▶ **Request**
Find the lines holding "exit" and copy them.
---+---
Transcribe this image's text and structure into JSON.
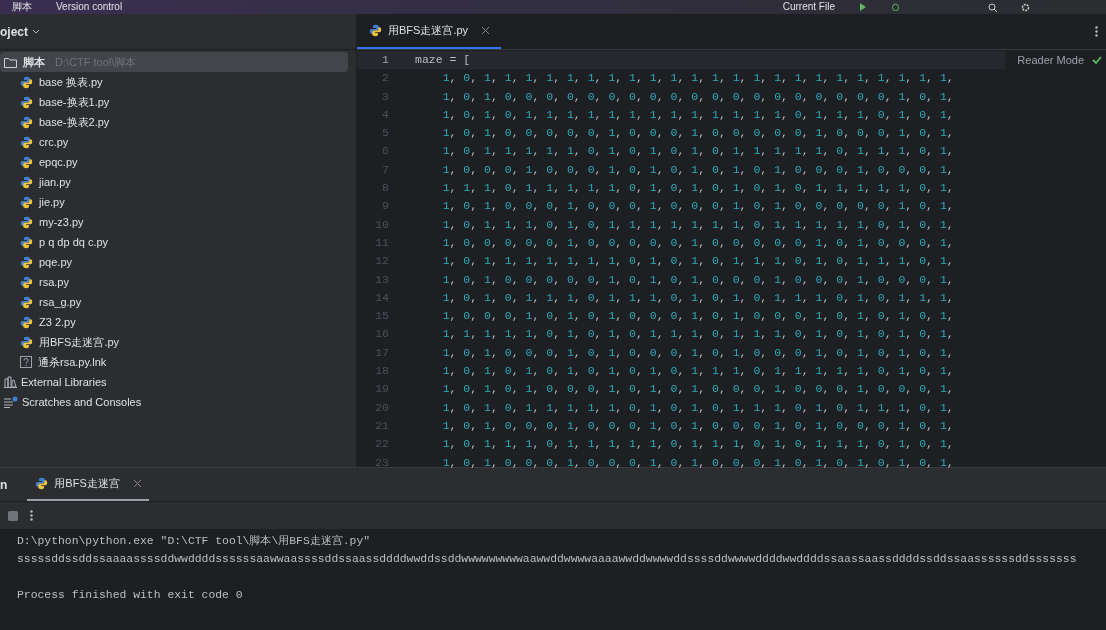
{
  "top_bar": {
    "project_name": "脚本",
    "vcs": "Version control",
    "run_config": "Current File"
  },
  "project_panel": {
    "title": "oject",
    "root": {
      "name": "脚本",
      "path": "D:\\CTF tool\\脚本",
      "selected": true,
      "children": [
        {
          "name": "base 换表.py",
          "kind": "python"
        },
        {
          "name": "base-换表1.py",
          "kind": "python"
        },
        {
          "name": "base-换表2.py",
          "kind": "python"
        },
        {
          "name": "crc.py",
          "kind": "python"
        },
        {
          "name": "epqc.py",
          "kind": "python"
        },
        {
          "name": "jian.py",
          "kind": "python"
        },
        {
          "name": "jie.py",
          "kind": "python"
        },
        {
          "name": "my-z3.py",
          "kind": "python"
        },
        {
          "name": "p q dp dq c.py",
          "kind": "python"
        },
        {
          "name": "pqe.py",
          "kind": "python"
        },
        {
          "name": "rsa.py",
          "kind": "python"
        },
        {
          "name": "rsa_g.py",
          "kind": "python"
        },
        {
          "name": "Z3 2.py",
          "kind": "python"
        },
        {
          "name": "用BFS走迷宫.py",
          "kind": "python"
        },
        {
          "name": "通杀rsa.py.lnk",
          "kind": "unknown"
        }
      ]
    },
    "extras": [
      {
        "name": "External Libraries",
        "kind": "library"
      },
      {
        "name": "Scratches and Consoles",
        "kind": "scratch"
      }
    ]
  },
  "editor": {
    "tabs": [
      {
        "label": "用BFS走迷宫.py",
        "selected": true
      }
    ],
    "reader_mode": "Reader Mode",
    "lines": [
      {
        "number": "1",
        "text": "maze = [",
        "current": true
      },
      {
        "number": "2",
        "text": "    1, 0, 1, 1, 1, 1, 1, 1, 1, 1, 1, 1, 1, 1, 1, 1, 1, 1, 1, 1, 1, 1, 1, 1, 1,",
        "current": false
      },
      {
        "number": "3",
        "text": "    1, 0, 1, 0, 0, 0, 0, 0, 0, 0, 0, 0, 0, 0, 0, 0, 0, 0, 0, 0, 0, 0, 1, 0, 1,",
        "current": false
      },
      {
        "number": "4",
        "text": "    1, 0, 1, 0, 1, 1, 1, 1, 1, 1, 1, 1, 1, 1, 1, 1, 1, 0, 1, 1, 1, 0, 1, 0, 1,",
        "current": false
      },
      {
        "number": "5",
        "text": "    1, 0, 1, 0, 0, 0, 0, 0, 1, 0, 0, 0, 1, 0, 0, 0, 0, 0, 1, 0, 0, 0, 1, 0, 1,",
        "current": false
      },
      {
        "number": "6",
        "text": "    1, 0, 1, 1, 1, 1, 1, 0, 1, 0, 1, 0, 1, 0, 1, 1, 1, 1, 1, 0, 1, 1, 1, 0, 1,",
        "current": false
      },
      {
        "number": "7",
        "text": "    1, 0, 0, 0, 1, 0, 0, 0, 1, 0, 1, 0, 1, 0, 1, 0, 1, 0, 0, 0, 1, 0, 0, 0, 1,",
        "current": false
      },
      {
        "number": "8",
        "text": "    1, 1, 1, 0, 1, 1, 1, 1, 1, 0, 1, 0, 1, 0, 1, 0, 1, 0, 1, 1, 1, 1, 1, 0, 1,",
        "current": false
      },
      {
        "number": "9",
        "text": "    1, 0, 1, 0, 0, 0, 1, 0, 0, 0, 1, 0, 0, 0, 1, 0, 1, 0, 0, 0, 0, 0, 1, 0, 1,",
        "current": false
      },
      {
        "number": "10",
        "text": "    1, 0, 1, 1, 1, 0, 1, 0, 1, 1, 1, 1, 1, 1, 1, 0, 1, 1, 1, 1, 1, 0, 1, 0, 1,",
        "current": false
      },
      {
        "number": "11",
        "text": "    1, 0, 0, 0, 0, 0, 1, 0, 0, 0, 0, 0, 1, 0, 0, 0, 0, 0, 1, 0, 1, 0, 0, 0, 1,",
        "current": false
      },
      {
        "number": "12",
        "text": "    1, 0, 1, 1, 1, 1, 1, 1, 1, 0, 1, 0, 1, 0, 1, 1, 1, 0, 1, 0, 1, 1, 1, 0, 1,",
        "current": false
      },
      {
        "number": "13",
        "text": "    1, 0, 1, 0, 0, 0, 0, 0, 1, 0, 1, 0, 1, 0, 0, 0, 1, 0, 0, 0, 1, 0, 0, 0, 1,",
        "current": false
      },
      {
        "number": "14",
        "text": "    1, 0, 1, 0, 1, 1, 1, 0, 1, 1, 1, 0, 1, 0, 1, 0, 1, 1, 1, 0, 1, 0, 1, 1, 1,",
        "current": false
      },
      {
        "number": "15",
        "text": "    1, 0, 0, 0, 1, 0, 1, 0, 1, 0, 0, 0, 1, 0, 1, 0, 0, 0, 1, 0, 1, 0, 1, 0, 1,",
        "current": false
      },
      {
        "number": "16",
        "text": "    1, 1, 1, 1, 1, 0, 1, 0, 1, 0, 1, 1, 1, 0, 1, 1, 1, 0, 1, 0, 1, 0, 1, 0, 1,",
        "current": false
      },
      {
        "number": "17",
        "text": "    1, 0, 1, 0, 0, 0, 1, 0, 1, 0, 0, 0, 1, 0, 1, 0, 0, 0, 1, 0, 1, 0, 1, 0, 1,",
        "current": false
      },
      {
        "number": "18",
        "text": "    1, 0, 1, 0, 1, 0, 1, 0, 1, 0, 1, 0, 1, 1, 1, 0, 1, 1, 1, 1, 1, 0, 1, 0, 1,",
        "current": false
      },
      {
        "number": "19",
        "text": "    1, 0, 1, 0, 1, 0, 0, 0, 1, 0, 1, 0, 1, 0, 0, 0, 1, 0, 0, 0, 1, 0, 0, 0, 1,",
        "current": false
      },
      {
        "number": "20",
        "text": "    1, 0, 1, 0, 1, 1, 1, 1, 1, 0, 1, 0, 1, 0, 1, 1, 1, 0, 1, 0, 1, 1, 1, 0, 1,",
        "current": false
      },
      {
        "number": "21",
        "text": "    1, 0, 1, 0, 0, 0, 1, 0, 0, 0, 1, 0, 1, 0, 0, 0, 1, 0, 1, 0, 0, 0, 1, 0, 1,",
        "current": false
      },
      {
        "number": "22",
        "text": "    1, 0, 1, 1, 1, 0, 1, 1, 1, 1, 1, 0, 1, 1, 1, 0, 1, 0, 1, 1, 1, 0, 1, 0, 1,",
        "current": false
      },
      {
        "number": "23",
        "text": "    1, 0, 1, 0, 0, 0, 1, 0, 0, 0, 1, 0, 1, 0, 0, 0, 1, 0, 1, 0, 1, 0, 1, 0, 1,",
        "current": false
      }
    ]
  },
  "run_panel": {
    "title": "n",
    "tabs": [
      {
        "label": "用BFS走迷宫",
        "selected": true
      }
    ],
    "output": [
      {
        "kind": "command",
        "text": "D:\\python\\python.exe \"D:\\CTF tool\\脚本\\用BFS走迷宫.py\""
      },
      {
        "kind": "stdout",
        "text": "sssssddssddssaaaassssddwwddddssssssaawwaassssddssaassddddwwddssddwwwwwwwwwaawwddwwwwaaaawwddwwwwddssssddwwwwddddwwddddssaassaassddddssddssaassssssddsssssss"
      },
      {
        "kind": "exit",
        "text": "Process finished with exit code 0"
      }
    ]
  }
}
---+---
▶ **Finished task**
        "kind": "exit",
        "text": "Process finished with exit code 0"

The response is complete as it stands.